* begin Available records *

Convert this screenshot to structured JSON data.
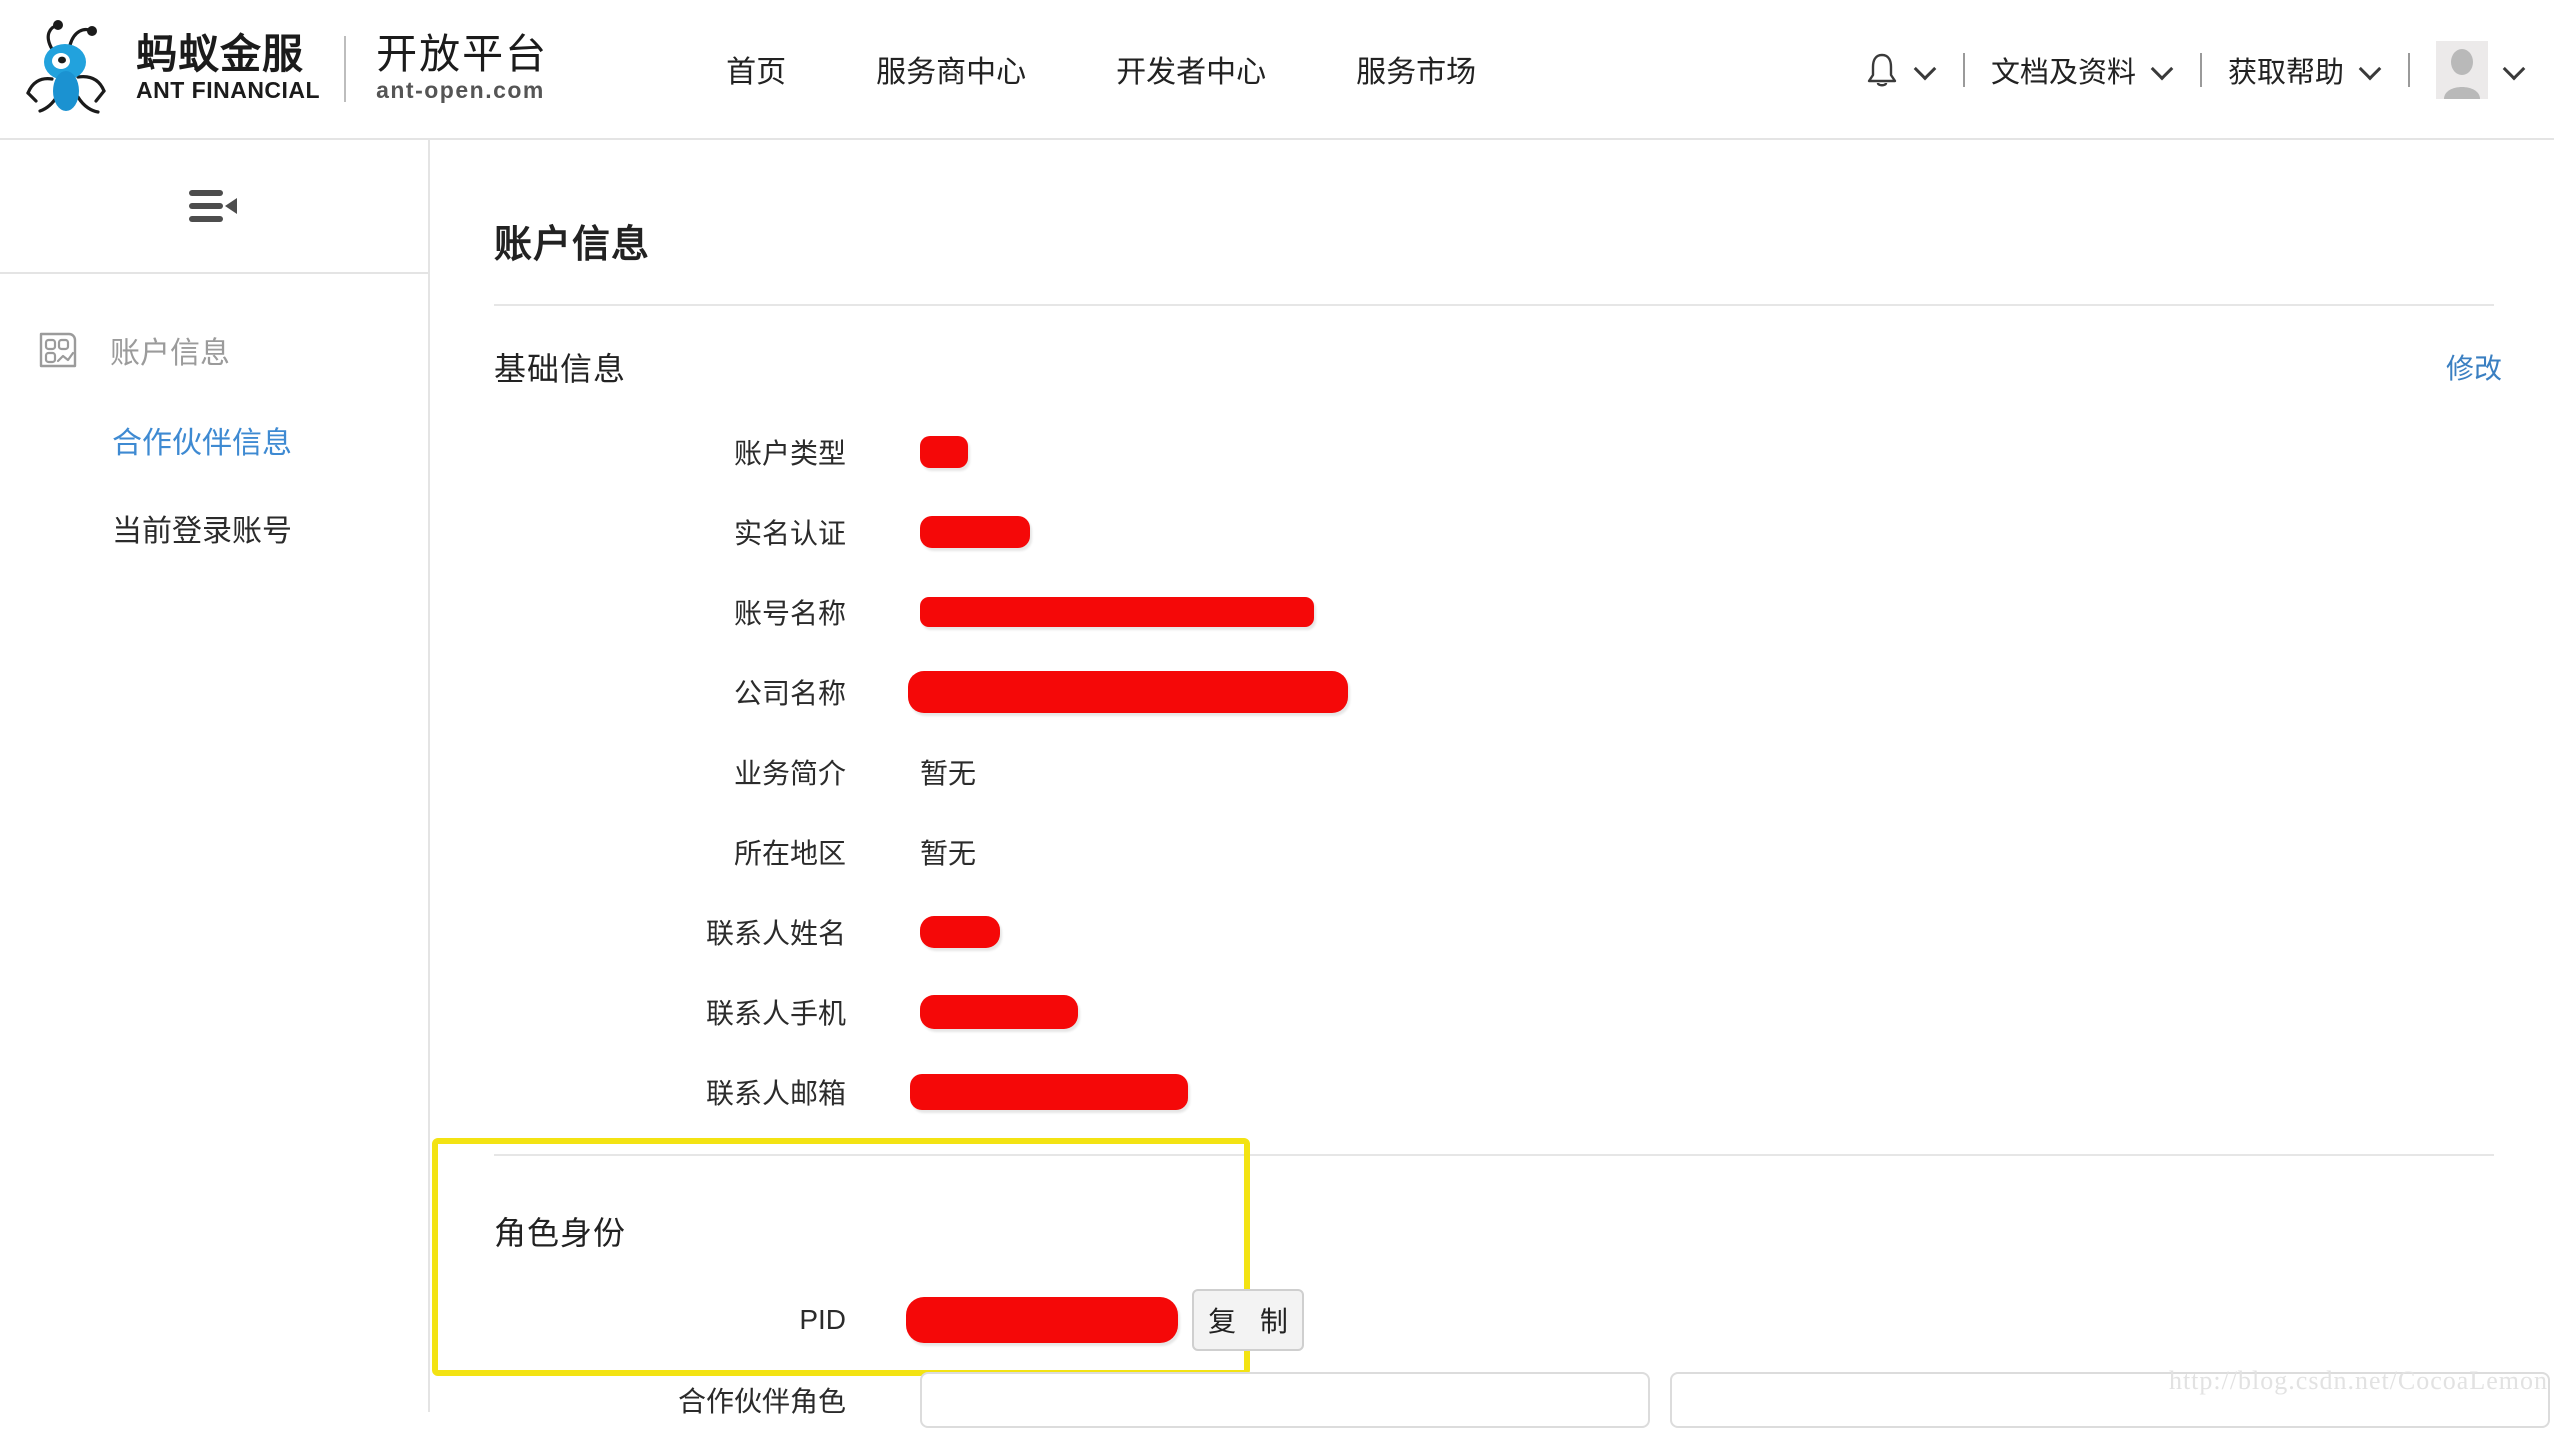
{
  "header": {
    "brand": {
      "logo_icon": "ant-financial-ant-icon",
      "cn_name": "蚂蚁金服",
      "en_name": "ANT FINANCIAL",
      "platform_cn": "开放平台",
      "platform_url": "ant-open.com"
    },
    "nav": [
      {
        "label": "首页"
      },
      {
        "label": "服务商中心"
      },
      {
        "label": "开发者中心"
      },
      {
        "label": "服务市场"
      }
    ],
    "right": {
      "bell_icon": "bell-icon",
      "docs_label": "文档及资料",
      "help_label": "获取帮助",
      "avatar_icon": "avatar-icon",
      "chevron_icon": "chevron-down-icon",
      "separator": "|"
    }
  },
  "sidebar": {
    "collapse_icon": "collapse-menu-icon",
    "group": {
      "icon": "account-card-icon",
      "label": "账户信息"
    },
    "items": [
      {
        "label": "合作伙伴信息",
        "active": true
      },
      {
        "label": "当前登录账号",
        "active": false
      }
    ]
  },
  "main": {
    "page_title": "账户信息",
    "basic_section": {
      "title": "基础信息",
      "edit_label": "修改",
      "rows": [
        {
          "label": "账户类型",
          "value": "",
          "redacted": true
        },
        {
          "label": "实名认证",
          "value": "",
          "redacted": true
        },
        {
          "label": "账号名称",
          "value": "",
          "redacted": true
        },
        {
          "label": "公司名称",
          "value": "",
          "redacted": true
        },
        {
          "label": "业务简介",
          "value": "暂无",
          "redacted": false
        },
        {
          "label": "所在地区",
          "value": "暂无",
          "redacted": false
        },
        {
          "label": "联系人姓名",
          "value": "",
          "redacted": true
        },
        {
          "label": "联系人手机",
          "value": "",
          "redacted": true
        },
        {
          "label": "联系人邮箱",
          "value": "",
          "redacted": true
        }
      ]
    },
    "role_section": {
      "title": "角色身份",
      "highlighted": true,
      "highlight_color": "#f3e313",
      "pid": {
        "label": "PID",
        "value": "",
        "redacted": true,
        "copy_label": "复 制"
      },
      "partner_role": {
        "label": "合作伙伴角色",
        "input_value": "",
        "input_value_2": ""
      }
    }
  },
  "watermark": "http://blog.csdn.net/CocoaLemon",
  "colors": {
    "accent_blue": "#3e8ad2",
    "link_blue": "#3a7fc1",
    "redaction_red": "#f50808",
    "highlight_yellow": "#f3e313"
  }
}
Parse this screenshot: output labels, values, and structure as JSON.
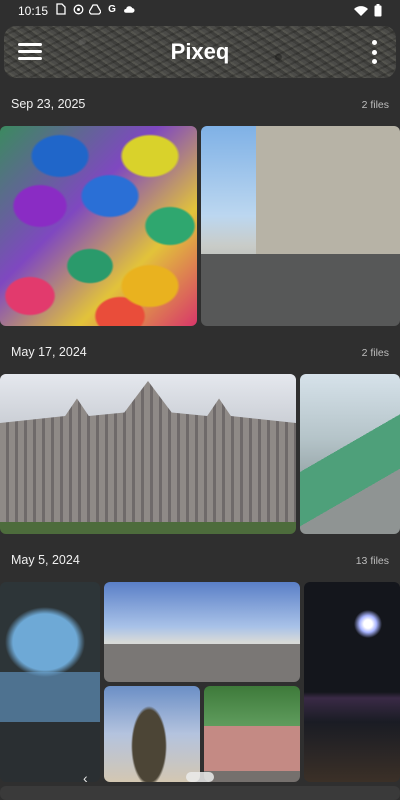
{
  "status_bar": {
    "time": "10:15",
    "left_icons": [
      "sim-card-icon",
      "photos-icon",
      "drive-icon",
      "google-icon",
      "cloud-icon"
    ],
    "right_icons": [
      "wifi-icon",
      "battery-icon"
    ]
  },
  "toolbar": {
    "title": "Pixeq",
    "menu_icon": "hamburger-menu-icon",
    "more_icon": "more-vert-icon"
  },
  "sections": [
    {
      "date": "Sep 23, 2025",
      "count": "2 files",
      "photos": [
        "umbrellas-photo",
        "building-road-photo"
      ]
    },
    {
      "date": "May 17, 2024",
      "count": "2 files",
      "photos": [
        "parliament-photo",
        "bridge-walkway-photo"
      ]
    },
    {
      "date": "May 5, 2024",
      "count": "13 files",
      "photos": [
        "cave-photo",
        "city-square-photo",
        "night-river-photo",
        "statue-photo",
        "fountain-photo"
      ]
    }
  ],
  "nav": {
    "back_icon": "chevron-left-icon",
    "handle": "scroll-handle"
  }
}
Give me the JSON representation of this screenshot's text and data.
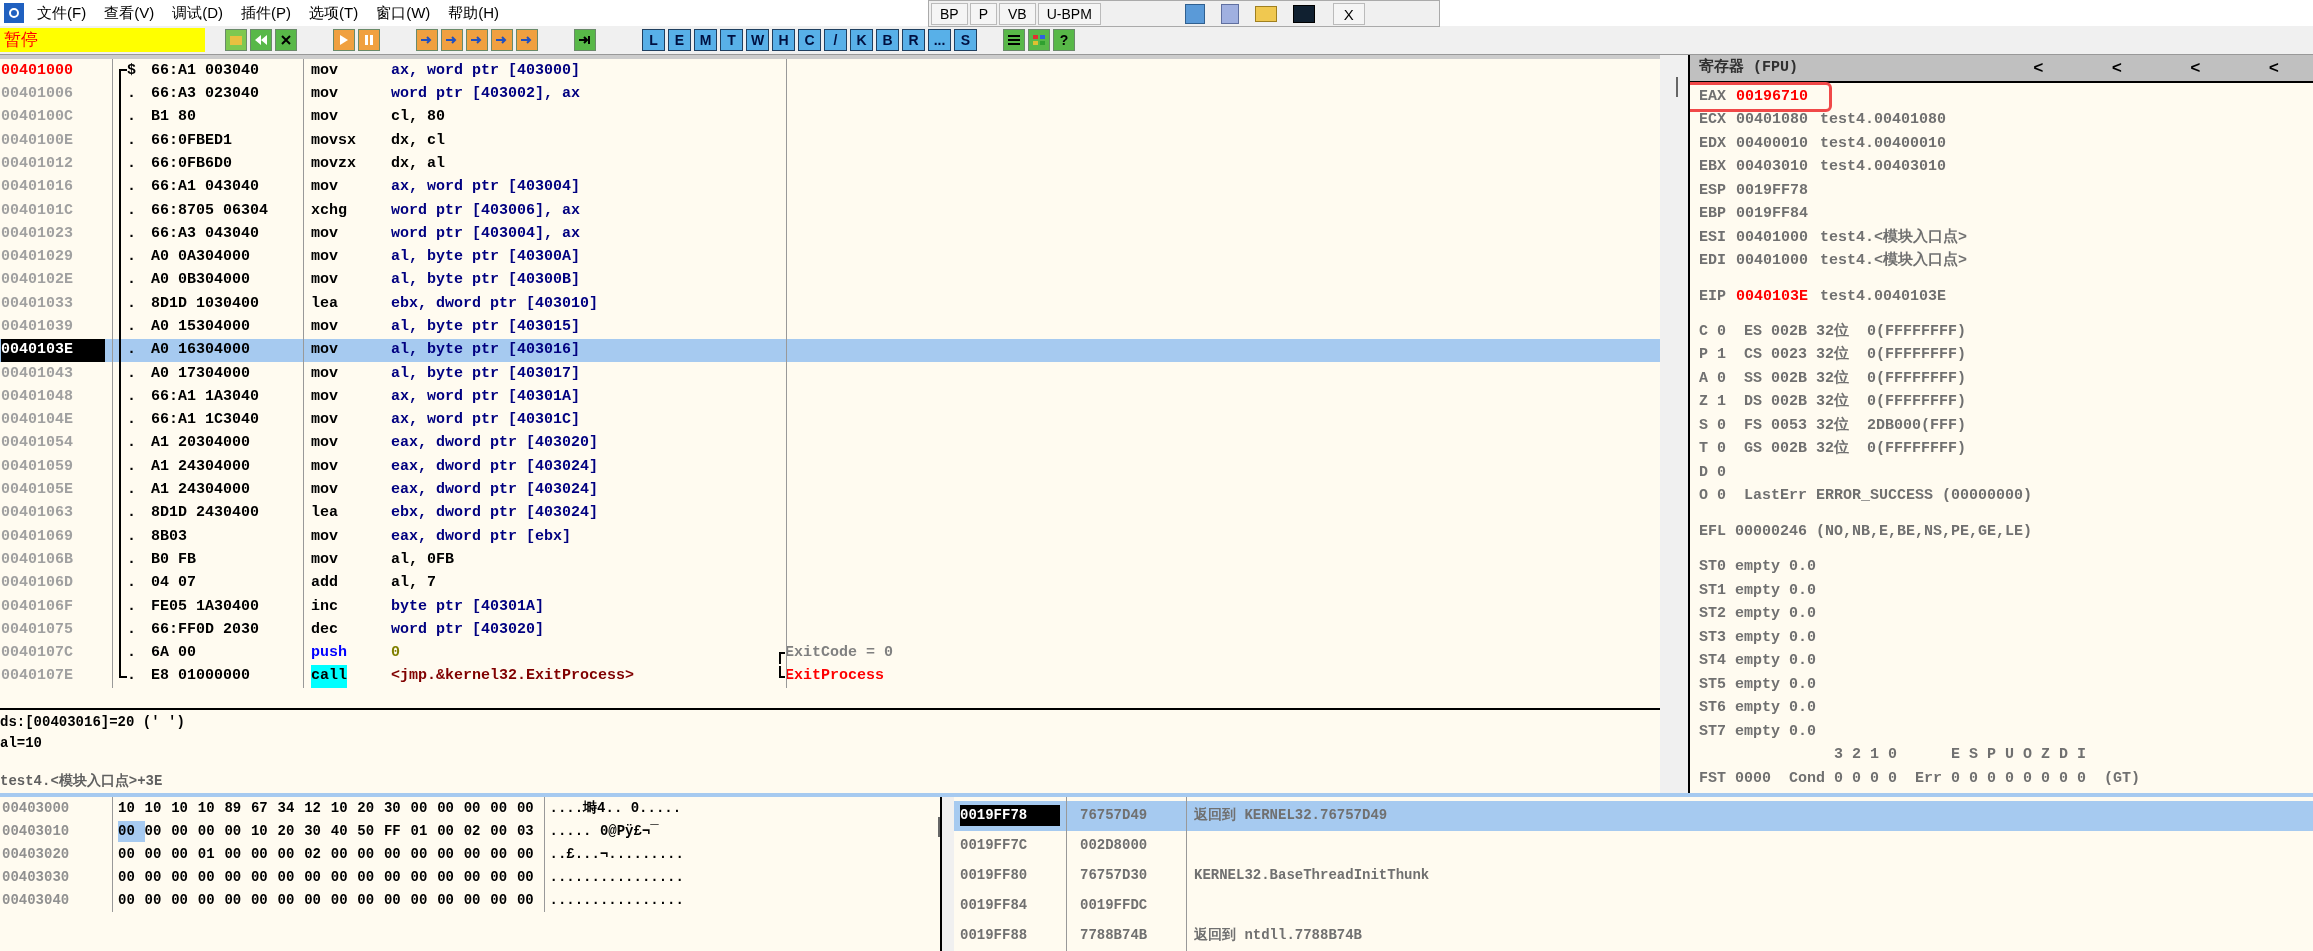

* end Available records *

**Set task:**
Output a faithful copy of the data, with each picture left out.

**Task response:**
Convert this screenshot to structured JSON data.
{
  "header": {
    "brand": {
      "logo_icon": "ant-financial-ant-icon",
      "cn_name": "蚂蚁金服",
      "en_name": "ANT FINANCIAL",
      "platform_cn": "开放平台",
      "platform_url": "ant-open.com"
    },
    "nav": [
      {
        "label": "首页"
      },
      {
        "label": "服务商中心"
      },
      {
        "label": "开发者中心"
      },
      {
        "label": "服务市场"
      }
    ],
    "right": {
      "bell_icon": "bell-icon",
      "docs_label": "文档及资料",
      "help_label": "获取帮助",
      "avatar_icon": "avatar-icon",
      "chevron_icon": "chevron-down-icon",
      "separator": "|"
    }
  },
  "sidebar": {
    "collapse_icon": "collapse-menu-icon",
    "group": {
      "icon": "account-card-icon",
      "label": "账户信息"
    },
    "items": [
      {
        "label": "合作伙伴信息",
        "active": true
      },
      {
        "label": "当前登录账号",
        "active": false
      }
    ]
  },
  "main": {
    "page_title": "账户信息",
    "basic_section": {
      "title": "基础信息",
      "edit_label": "修改",
      "rows": [
        {
          "label": "账户类型",
          "value": "",
          "redacted": true
        },
        {
          "label": "实名认证",
          "value": "",
          "redacted": true
        },
        {
          "label": "账号名称",
          "value": "",
          "redacted": true
        },
        {
          "label": "公司名称",
          "value": "",
          "redacted": true
        },
        {
          "label": "业务简介",
          "value": "暂无",
          "redacted": false
        },
        {
          "label": "所在地区",
          "value": "暂无",
          "redacted": false
        },
        {
          "label": "联系人姓名",
          "value": "",
          "redacted": true
        },
        {
          "label": "联系人手机",
          "value": "",
          "redacted": true
        },
        {
          "label": "联系人邮箱",
          "value": "",
          "redacted": true
        }
      ]
    },
    "role_section": {
      "title": "角色身份",
      "highlighted": true,
      "highlight_color": "#f3e313",
      "pid": {
        "label": "PID",
        "value": "",
        "redacted": true,
        "copy_label": "复 制"
      },
      "partner_role": {
        "label": "合作伙伴角色",
        "input_value": "",
        "input_value_2": ""
      }
    }
  },
  "watermark": "http://blog.csdn.net/CocoaLemon",
  "colors": {
    "accent_blue": "#3e8ad2",
    "link_blue": "#3a7fc1",
    "redaction_red": "#f50808",
    "highlight_yellow": "#f3e313"
  }
}
Parse this screenshot: output labels, values, and structure as JSON.
{
  "status_bar": {
    "time": "10:15",
    "left_icons": [
      "sim-card-icon",
      "photos-icon",
      "drive-icon",
      "google-icon",
      "cloud-icon"
    ],
    "right_icons": [
      "wifi-icon",
      "battery-icon"
    ]
  },
  "toolbar": {
    "title": "Pixeq",
    "menu_icon": "hamburger-menu-icon",
    "more_icon": "more-vert-icon"
  },
  "sections": [
    {
      "date": "Sep 23, 2025",
      "count": "2 files",
      "photos": [
        "umbrellas-photo",
        "building-road-photo"
      ]
    },
    {
      "date": "May 17, 2024",
      "count": "2 files",
      "photos": [
        "parliament-photo",
        "bridge-walkway-photo"
      ]
    },
    {
      "date": "May 5, 2024",
      "count": "13 files",
      "photos": [
        "cave-photo",
        "city-square-photo",
        "night-river-photo",
        "statue-photo",
        "fountain-photo"
      ]
    }
  ],
  "nav": {
    "back_icon": "chevron-left-icon",
    "handle": "scroll-handle"
  }
}
Give me the JSON representation of this screenshot's text and data.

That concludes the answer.